→ **Exercise prompt**:
Find the string "обеспечения" in the entries and copy each line that has it.

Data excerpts
--- Begin ---
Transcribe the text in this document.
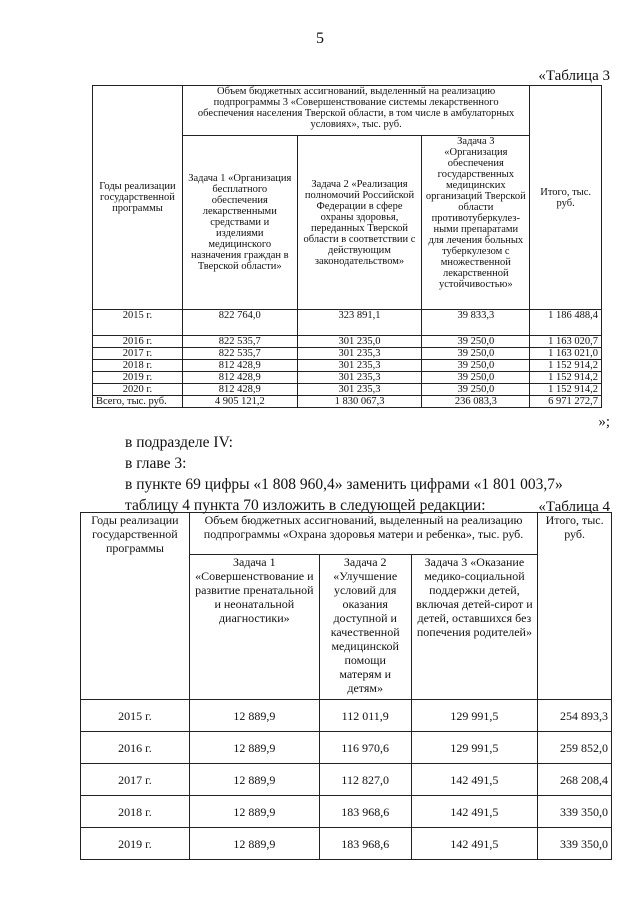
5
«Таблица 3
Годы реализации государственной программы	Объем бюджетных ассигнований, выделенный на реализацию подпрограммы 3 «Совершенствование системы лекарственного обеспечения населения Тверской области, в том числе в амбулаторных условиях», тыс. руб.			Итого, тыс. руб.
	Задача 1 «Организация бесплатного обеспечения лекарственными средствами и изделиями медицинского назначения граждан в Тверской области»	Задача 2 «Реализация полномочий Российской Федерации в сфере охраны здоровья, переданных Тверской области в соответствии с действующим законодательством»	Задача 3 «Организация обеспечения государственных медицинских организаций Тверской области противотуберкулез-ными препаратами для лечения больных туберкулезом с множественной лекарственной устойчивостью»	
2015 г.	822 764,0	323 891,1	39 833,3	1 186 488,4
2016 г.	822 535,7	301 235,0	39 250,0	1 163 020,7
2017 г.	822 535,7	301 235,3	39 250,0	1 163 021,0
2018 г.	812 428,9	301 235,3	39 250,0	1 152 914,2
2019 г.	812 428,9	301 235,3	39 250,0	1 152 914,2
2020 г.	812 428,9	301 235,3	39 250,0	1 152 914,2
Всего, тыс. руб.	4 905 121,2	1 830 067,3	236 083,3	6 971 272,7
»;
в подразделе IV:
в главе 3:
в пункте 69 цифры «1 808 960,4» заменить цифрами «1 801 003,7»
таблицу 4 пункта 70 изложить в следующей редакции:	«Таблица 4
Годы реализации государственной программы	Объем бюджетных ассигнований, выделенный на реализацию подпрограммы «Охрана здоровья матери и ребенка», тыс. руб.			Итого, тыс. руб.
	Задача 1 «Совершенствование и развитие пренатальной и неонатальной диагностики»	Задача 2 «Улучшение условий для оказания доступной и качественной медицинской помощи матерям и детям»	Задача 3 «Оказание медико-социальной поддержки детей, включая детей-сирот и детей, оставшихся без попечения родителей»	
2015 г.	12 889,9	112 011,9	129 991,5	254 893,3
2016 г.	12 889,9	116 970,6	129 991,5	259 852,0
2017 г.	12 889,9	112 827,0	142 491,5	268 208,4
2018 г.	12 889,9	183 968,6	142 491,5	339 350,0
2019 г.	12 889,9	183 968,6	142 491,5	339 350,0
--- End ---
--- Begin ---
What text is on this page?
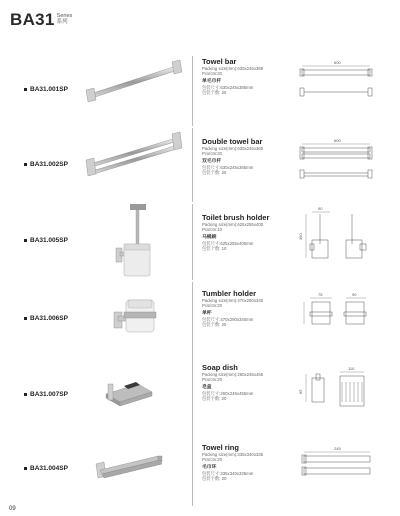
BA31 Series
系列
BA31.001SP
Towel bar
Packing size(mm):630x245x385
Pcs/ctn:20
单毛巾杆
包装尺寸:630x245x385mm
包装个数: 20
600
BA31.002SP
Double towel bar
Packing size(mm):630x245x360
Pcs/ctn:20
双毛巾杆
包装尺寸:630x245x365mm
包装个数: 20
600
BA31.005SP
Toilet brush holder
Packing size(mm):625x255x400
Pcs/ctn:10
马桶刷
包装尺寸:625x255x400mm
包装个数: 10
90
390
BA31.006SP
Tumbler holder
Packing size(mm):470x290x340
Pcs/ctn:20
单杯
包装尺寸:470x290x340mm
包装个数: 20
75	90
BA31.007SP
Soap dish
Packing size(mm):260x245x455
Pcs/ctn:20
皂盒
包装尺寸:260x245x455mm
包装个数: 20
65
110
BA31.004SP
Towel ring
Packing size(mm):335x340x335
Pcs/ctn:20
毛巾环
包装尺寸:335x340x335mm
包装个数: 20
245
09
--- End ---
→ **Expected output**:
Годы реализации государственной программы	Объем бюджетных ассигнований, выделенный на реализацию подпрограммы 3 «Совершенствование системы лекарственного обеспечения населения Тверской области, в том числе в амбулаторных условиях», тыс. руб.			Итого, тыс. руб.
	Задача 1 «Организация бесплатного обеспечения лекарственными средствами и изделиями медицинского назначения граждан в Тверской области»	Задача 2 «Реализация полномочий Российской Федерации в сфере охраны здоровья, переданных Тверской области в соответствии с действующим законодательством»	Задача 3 «Организация обеспечения государственных медицинских организаций Тверской области противотуберкулез-ными препаратами для лечения больных туберкулезом с множественной лекарственной устойчивостью»	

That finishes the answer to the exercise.